● STORED ROWS:

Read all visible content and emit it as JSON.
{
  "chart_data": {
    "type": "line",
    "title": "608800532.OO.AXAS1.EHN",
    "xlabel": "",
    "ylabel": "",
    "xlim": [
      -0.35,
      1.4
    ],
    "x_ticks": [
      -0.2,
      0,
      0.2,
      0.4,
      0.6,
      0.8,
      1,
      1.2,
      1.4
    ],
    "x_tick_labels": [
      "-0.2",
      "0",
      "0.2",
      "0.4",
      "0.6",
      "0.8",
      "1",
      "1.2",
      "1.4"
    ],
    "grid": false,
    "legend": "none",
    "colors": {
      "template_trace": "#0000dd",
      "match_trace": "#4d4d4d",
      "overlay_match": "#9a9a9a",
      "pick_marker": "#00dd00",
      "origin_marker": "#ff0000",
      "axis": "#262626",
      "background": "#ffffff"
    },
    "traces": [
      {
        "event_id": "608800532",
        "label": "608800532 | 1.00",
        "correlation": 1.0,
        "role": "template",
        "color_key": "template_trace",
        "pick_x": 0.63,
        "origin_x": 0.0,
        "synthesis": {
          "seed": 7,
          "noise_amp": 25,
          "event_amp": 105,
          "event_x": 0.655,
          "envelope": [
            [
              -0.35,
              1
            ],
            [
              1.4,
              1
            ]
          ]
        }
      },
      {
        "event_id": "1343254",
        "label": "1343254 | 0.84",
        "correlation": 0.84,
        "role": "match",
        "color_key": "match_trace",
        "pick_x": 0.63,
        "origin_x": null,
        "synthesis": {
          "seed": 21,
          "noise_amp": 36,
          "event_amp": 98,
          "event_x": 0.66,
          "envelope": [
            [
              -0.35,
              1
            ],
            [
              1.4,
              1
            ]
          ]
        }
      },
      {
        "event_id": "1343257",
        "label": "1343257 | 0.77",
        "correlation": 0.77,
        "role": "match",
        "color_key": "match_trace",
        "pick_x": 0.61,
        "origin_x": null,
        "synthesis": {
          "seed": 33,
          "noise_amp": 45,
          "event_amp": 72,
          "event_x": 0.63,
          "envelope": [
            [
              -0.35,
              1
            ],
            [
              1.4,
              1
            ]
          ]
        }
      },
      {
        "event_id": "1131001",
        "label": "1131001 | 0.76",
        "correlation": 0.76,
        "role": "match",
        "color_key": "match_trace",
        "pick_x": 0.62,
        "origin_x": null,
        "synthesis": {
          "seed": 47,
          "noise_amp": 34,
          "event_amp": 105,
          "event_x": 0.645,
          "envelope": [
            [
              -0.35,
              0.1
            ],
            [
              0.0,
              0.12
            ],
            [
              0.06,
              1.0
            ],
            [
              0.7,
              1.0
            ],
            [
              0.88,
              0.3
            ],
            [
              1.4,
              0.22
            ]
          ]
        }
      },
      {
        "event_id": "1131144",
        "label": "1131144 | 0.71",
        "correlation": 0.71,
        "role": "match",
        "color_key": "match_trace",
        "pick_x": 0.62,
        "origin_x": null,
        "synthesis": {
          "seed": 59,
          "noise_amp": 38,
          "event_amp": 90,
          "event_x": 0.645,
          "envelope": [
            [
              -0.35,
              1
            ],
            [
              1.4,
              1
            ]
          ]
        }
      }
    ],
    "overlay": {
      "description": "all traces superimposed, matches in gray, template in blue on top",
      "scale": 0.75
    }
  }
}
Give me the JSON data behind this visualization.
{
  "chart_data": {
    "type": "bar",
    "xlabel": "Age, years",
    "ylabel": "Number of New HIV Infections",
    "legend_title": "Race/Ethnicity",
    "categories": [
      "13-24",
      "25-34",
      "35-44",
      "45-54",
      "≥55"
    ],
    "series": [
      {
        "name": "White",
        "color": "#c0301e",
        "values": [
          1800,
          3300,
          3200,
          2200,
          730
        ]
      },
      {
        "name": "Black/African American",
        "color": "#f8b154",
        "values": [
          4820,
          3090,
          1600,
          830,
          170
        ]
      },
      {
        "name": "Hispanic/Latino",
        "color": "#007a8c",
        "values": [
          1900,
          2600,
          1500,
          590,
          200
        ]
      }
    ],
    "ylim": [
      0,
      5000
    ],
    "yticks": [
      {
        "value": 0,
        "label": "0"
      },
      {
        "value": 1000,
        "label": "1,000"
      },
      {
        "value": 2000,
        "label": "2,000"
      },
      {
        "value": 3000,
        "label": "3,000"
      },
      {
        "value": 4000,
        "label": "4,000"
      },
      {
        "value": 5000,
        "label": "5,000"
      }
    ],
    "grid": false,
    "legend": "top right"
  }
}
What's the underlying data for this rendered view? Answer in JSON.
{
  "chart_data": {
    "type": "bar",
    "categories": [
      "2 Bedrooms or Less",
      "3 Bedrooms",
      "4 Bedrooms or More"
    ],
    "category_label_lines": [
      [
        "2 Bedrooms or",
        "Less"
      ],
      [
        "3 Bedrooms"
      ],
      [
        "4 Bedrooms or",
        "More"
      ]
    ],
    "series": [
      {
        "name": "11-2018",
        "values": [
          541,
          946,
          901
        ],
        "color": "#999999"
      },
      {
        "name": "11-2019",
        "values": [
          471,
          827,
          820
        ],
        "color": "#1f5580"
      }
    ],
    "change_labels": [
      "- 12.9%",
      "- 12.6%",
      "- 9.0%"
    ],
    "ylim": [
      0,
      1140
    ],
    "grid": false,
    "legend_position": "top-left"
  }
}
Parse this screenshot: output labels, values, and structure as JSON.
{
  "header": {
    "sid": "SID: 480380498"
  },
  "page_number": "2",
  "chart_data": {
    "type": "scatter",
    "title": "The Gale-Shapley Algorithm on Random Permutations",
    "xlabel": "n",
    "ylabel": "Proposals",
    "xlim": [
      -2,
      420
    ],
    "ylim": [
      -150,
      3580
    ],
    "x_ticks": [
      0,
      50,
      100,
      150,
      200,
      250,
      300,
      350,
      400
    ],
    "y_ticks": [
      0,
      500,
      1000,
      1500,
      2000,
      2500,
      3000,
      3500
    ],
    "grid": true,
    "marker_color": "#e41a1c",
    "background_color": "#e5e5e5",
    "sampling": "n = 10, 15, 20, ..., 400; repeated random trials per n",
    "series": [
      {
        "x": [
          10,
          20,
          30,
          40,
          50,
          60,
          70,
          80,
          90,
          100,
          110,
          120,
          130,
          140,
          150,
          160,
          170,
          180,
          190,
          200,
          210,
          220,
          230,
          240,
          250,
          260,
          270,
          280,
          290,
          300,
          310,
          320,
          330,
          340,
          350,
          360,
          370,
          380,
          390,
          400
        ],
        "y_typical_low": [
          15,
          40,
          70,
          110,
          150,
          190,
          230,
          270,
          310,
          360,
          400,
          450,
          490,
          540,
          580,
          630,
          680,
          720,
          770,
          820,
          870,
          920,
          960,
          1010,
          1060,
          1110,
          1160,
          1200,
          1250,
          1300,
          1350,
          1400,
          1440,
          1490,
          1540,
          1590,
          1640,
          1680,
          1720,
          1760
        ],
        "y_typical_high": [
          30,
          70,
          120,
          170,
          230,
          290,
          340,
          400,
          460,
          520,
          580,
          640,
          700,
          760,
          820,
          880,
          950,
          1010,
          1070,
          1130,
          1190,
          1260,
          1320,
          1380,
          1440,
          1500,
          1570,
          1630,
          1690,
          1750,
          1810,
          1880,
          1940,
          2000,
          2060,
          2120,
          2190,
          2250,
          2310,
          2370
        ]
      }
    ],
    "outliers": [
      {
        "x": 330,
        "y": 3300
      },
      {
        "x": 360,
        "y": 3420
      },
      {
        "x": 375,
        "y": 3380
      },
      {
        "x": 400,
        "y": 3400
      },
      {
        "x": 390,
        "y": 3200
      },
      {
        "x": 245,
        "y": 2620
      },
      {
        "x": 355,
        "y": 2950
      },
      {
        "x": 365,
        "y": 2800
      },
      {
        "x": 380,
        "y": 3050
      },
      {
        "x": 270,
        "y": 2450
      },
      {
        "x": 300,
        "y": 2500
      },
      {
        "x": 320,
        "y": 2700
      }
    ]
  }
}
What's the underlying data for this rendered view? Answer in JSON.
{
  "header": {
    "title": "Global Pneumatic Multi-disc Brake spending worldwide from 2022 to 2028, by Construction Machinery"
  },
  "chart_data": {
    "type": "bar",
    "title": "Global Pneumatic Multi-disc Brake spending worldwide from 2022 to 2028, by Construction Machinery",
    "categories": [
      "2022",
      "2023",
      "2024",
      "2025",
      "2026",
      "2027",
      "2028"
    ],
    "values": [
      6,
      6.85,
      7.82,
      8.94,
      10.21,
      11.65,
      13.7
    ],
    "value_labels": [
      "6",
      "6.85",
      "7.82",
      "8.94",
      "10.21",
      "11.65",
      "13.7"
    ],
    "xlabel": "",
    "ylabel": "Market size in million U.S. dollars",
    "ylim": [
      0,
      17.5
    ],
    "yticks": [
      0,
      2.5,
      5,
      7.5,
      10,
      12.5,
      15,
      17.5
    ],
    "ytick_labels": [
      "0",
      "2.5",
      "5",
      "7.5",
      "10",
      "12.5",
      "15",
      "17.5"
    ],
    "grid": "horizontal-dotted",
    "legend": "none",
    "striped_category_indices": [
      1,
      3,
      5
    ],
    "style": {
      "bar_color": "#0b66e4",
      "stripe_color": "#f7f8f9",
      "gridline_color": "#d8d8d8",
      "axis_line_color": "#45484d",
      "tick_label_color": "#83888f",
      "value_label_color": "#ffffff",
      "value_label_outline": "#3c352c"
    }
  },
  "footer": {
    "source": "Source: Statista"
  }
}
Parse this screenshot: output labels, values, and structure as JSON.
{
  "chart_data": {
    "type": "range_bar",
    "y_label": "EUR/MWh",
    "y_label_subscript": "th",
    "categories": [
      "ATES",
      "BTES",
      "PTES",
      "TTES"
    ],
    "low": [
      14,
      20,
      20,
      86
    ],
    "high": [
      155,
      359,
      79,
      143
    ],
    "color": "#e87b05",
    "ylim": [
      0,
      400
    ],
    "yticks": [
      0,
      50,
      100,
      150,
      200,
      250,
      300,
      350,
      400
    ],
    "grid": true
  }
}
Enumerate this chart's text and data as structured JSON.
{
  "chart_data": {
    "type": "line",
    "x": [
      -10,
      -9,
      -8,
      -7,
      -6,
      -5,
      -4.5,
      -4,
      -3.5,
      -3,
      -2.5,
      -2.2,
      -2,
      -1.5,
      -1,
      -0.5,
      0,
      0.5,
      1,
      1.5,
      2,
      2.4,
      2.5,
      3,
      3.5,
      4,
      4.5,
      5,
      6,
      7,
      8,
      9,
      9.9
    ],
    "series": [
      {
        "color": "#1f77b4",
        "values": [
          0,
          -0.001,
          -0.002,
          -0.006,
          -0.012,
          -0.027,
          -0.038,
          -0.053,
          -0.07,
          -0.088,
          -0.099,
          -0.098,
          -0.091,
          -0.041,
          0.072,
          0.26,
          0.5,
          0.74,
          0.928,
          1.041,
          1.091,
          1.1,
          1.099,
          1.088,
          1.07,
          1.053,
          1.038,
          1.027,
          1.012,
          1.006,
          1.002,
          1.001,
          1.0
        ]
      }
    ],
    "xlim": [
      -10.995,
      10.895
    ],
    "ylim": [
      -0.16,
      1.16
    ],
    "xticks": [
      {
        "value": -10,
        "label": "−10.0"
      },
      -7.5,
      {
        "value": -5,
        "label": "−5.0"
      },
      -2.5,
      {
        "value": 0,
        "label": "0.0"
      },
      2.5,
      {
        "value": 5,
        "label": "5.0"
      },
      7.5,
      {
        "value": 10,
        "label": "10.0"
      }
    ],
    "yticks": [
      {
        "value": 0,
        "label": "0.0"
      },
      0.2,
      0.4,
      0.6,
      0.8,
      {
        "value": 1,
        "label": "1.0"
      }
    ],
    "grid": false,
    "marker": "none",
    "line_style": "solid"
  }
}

● EXERCISE PROMPT:
Select all lines in the listing that include the word "worldwide".

● SOLVED EXERCISE:
    "title": "Global Pneumatic Multi-disc Brake spending worldwide from 2022 to 2028, by Construction Machinery"
    "title": "Global Pneumatic Multi-disc Brake spending worldwide from 2022 to 2028, by Construction Machinery",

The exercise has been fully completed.